» Data rows
==*==

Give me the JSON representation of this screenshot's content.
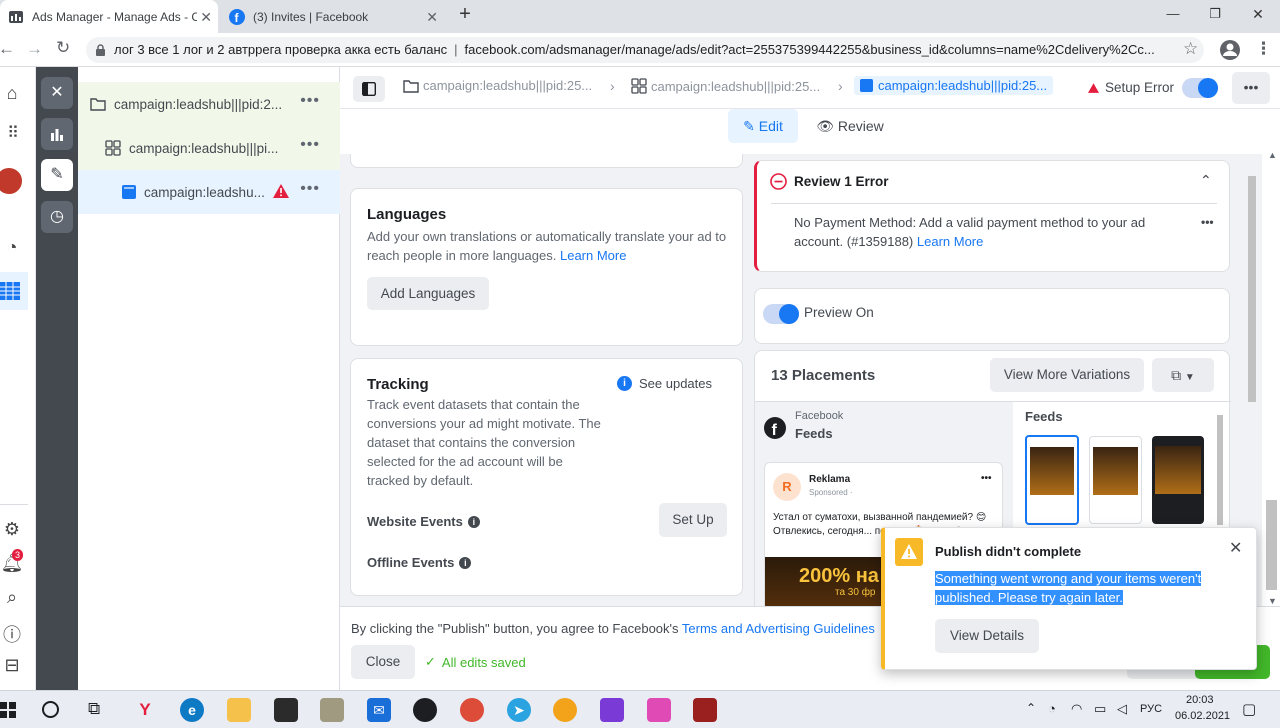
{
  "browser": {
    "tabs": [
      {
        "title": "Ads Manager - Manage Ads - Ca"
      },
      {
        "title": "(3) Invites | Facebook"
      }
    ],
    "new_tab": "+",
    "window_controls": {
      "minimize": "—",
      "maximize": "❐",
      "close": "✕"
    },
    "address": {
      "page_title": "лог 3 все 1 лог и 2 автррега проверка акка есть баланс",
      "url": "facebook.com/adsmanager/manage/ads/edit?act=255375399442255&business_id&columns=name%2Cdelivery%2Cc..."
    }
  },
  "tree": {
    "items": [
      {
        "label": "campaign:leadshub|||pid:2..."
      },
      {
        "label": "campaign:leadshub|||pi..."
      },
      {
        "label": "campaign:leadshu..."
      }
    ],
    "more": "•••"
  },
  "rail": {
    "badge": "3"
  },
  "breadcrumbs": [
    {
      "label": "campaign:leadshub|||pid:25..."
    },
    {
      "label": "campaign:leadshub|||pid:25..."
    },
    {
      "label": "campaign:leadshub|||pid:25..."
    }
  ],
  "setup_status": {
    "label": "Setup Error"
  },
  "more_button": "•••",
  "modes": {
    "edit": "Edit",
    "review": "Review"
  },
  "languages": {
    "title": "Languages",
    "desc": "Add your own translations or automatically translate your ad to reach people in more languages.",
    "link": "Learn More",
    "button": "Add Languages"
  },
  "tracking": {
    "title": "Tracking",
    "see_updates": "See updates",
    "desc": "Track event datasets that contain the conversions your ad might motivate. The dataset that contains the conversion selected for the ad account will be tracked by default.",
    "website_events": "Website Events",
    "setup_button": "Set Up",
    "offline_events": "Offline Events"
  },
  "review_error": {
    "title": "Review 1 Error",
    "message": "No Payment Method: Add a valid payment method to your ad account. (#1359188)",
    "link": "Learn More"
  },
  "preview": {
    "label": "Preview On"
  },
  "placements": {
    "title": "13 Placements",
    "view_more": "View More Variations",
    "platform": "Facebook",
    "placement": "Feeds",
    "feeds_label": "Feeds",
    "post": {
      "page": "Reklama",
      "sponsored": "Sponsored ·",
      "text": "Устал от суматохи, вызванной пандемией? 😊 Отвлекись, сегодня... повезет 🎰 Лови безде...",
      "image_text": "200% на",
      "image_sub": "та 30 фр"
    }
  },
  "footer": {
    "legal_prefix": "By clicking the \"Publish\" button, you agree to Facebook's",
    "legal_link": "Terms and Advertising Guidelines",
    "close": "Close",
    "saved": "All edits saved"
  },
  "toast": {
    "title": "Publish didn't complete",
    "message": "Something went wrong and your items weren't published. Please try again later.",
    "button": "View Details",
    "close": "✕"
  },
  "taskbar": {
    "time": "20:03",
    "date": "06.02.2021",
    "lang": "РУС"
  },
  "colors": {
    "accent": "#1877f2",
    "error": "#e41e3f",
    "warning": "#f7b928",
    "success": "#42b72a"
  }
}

==*==

Reproduce the records, all of them, word for word; omit the pictures.

» Exercise solution
Give me the JSON representation of this screenshot's content.
{
  "browser": {
    "tabs": [
      {
        "title": "Ads Manager - Manage Ads - Ca"
      },
      {
        "title": "(3) Invites | Facebook"
      }
    ],
    "new_tab": "+",
    "window_controls": {
      "minimize": "—",
      "maximize": "❐",
      "close": "✕"
    },
    "address": {
      "page_title": "лог 3 все 1 лог и 2 автррега проверка акка есть баланс",
      "url": "facebook.com/adsmanager/manage/ads/edit?act=255375399442255&business_id&columns=name%2Cdelivery%2Cc..."
    }
  },
  "tree": {
    "items": [
      {
        "label": "campaign:leadshub|||pid:2..."
      },
      {
        "label": "campaign:leadshub|||pi..."
      },
      {
        "label": "campaign:leadshu..."
      }
    ],
    "more": "•••"
  },
  "rail": {
    "badge": "3"
  },
  "breadcrumbs": [
    {
      "label": "campaign:leadshub|||pid:25..."
    },
    {
      "label": "campaign:leadshub|||pid:25..."
    },
    {
      "label": "campaign:leadshub|||pid:25..."
    }
  ],
  "setup_status": {
    "label": "Setup Error"
  },
  "more_button": "•••",
  "modes": {
    "edit": "Edit",
    "review": "Review"
  },
  "languages": {
    "title": "Languages",
    "desc": "Add your own translations or automatically translate your ad to reach people in more languages.",
    "link": "Learn More",
    "button": "Add Languages"
  },
  "tracking": {
    "title": "Tracking",
    "see_updates": "See updates",
    "desc": "Track event datasets that contain the conversions your ad might motivate. The dataset that contains the conversion selected for the ad account will be tracked by default.",
    "website_events": "Website Events",
    "setup_button": "Set Up",
    "offline_events": "Offline Events"
  },
  "review_error": {
    "title": "Review 1 Error",
    "message": "No Payment Method: Add a valid payment method to your ad account. (#1359188)",
    "link": "Learn More"
  },
  "preview": {
    "label": "Preview On"
  },
  "placements": {
    "title": "13 Placements",
    "view_more": "View More Variations",
    "platform": "Facebook",
    "placement": "Feeds",
    "feeds_label": "Feeds",
    "post": {
      "page": "Reklama",
      "sponsored": "Sponsored ·",
      "text": "Устал от суматохи, вызванной пандемией? 😊 Отвлекись, сегодня... повезет 🎰 Лови безде...",
      "image_text": "200% на",
      "image_sub": "та 30 фр"
    }
  },
  "footer": {
    "legal_prefix": "By clicking the \"Publish\" button, you agree to Facebook's",
    "legal_link": "Terms and Advertising Guidelines",
    "close": "Close",
    "saved": "All edits saved"
  },
  "toast": {
    "title": "Publish didn't complete",
    "message": "Something went wrong and your items weren't published. Please try again later.",
    "button": "View Details",
    "close": "✕"
  },
  "taskbar": {
    "time": "20:03",
    "date": "06.02.2021",
    "lang": "РУС"
  },
  "colors": {
    "accent": "#1877f2",
    "error": "#e41e3f",
    "warning": "#f7b928",
    "success": "#42b72a"
  }
}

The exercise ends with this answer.